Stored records
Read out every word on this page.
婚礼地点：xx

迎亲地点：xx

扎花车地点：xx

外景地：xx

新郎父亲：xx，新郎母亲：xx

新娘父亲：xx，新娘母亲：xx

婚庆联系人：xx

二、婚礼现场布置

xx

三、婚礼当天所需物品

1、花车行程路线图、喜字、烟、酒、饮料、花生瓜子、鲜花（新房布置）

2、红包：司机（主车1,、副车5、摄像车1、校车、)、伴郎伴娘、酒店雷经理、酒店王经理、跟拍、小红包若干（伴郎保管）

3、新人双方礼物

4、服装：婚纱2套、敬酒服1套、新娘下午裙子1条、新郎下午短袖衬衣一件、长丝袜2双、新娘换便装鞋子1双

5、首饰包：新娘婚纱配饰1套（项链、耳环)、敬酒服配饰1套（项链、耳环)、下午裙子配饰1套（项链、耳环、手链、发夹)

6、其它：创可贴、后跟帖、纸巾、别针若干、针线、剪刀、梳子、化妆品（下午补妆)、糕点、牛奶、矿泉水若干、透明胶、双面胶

What is being asked:
Reproduce the material verbatim, line by line.

Task result:
Read out every word on this page.
婚礼地点：xx

迎亲地点：xx

扎花车地点：xx

外景地：xx

新郎父亲：xx，新郎母亲：xx

新娘父亲：xx，新娘母亲：xx

婚庆联系人：xx

二、婚礼现场布置

xx

三、婚礼当天所需物品

1、花车行程路线图、喜字、烟、酒、饮料、花生瓜子、鲜花（新房布置）

2、红包：司机（主车1,、副车5、摄像车1、校车、)、伴郎伴娘、酒店雷经理、酒店王经理、跟拍、小红包若干（伴郎保管）

3、新人双方礼物

4、服装：婚纱2套、敬酒服1套、新娘下午裙子1条、新郎下午短袖衬衣一件、长丝袜2双、新娘换便装鞋子1双

5、首饰包：新娘婚纱配饰1套（项链、耳环)、敬酒服配饰1套（项链、耳环)、下午裙子配饰1套（项链、耳环、手链、发夹)

6、其它：创可贴、后跟帖、纸巾、别针若干、针线、剪刀、梳子、化妆品（下午补妆)、糕点、牛奶、矿泉水若干、透明胶、双面胶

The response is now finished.